## WHAT NEEDS TO BE DONE
Do not carry the pictures over; copy every other part of the entries exactly.

## EXERCISE MATERIALS
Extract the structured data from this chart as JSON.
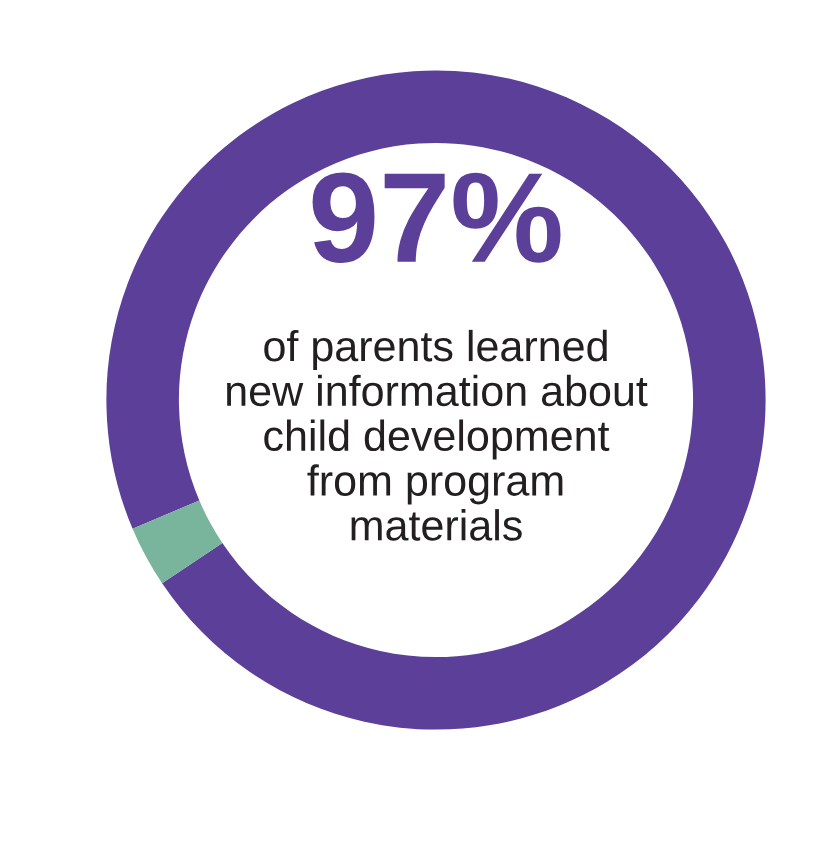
{
  "chart_data": {
    "type": "donut",
    "categories": [
      null,
      null
    ],
    "values": [
      97,
      3
    ],
    "colors": [
      "#5b3f99",
      "#78b59c"
    ],
    "annotations": [
      "97%",
      "of parents learned\nnew information about\nchild development\nfrom program\nmaterials"
    ]
  }
}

## COMPLETED TASK
Extract the structured data from this chart as JSON.
{
  "chart_data": {
    "type": "donut",
    "categories": [
      null,
      null
    ],
    "values": [
      97,
      3
    ],
    "colors": [
      "#5b3f99",
      "#78b59c"
    ],
    "annotations": [
      "97%",
      "of parents learned\nnew information about\nchild development\nfrom program\nmaterials"
    ]
  }
}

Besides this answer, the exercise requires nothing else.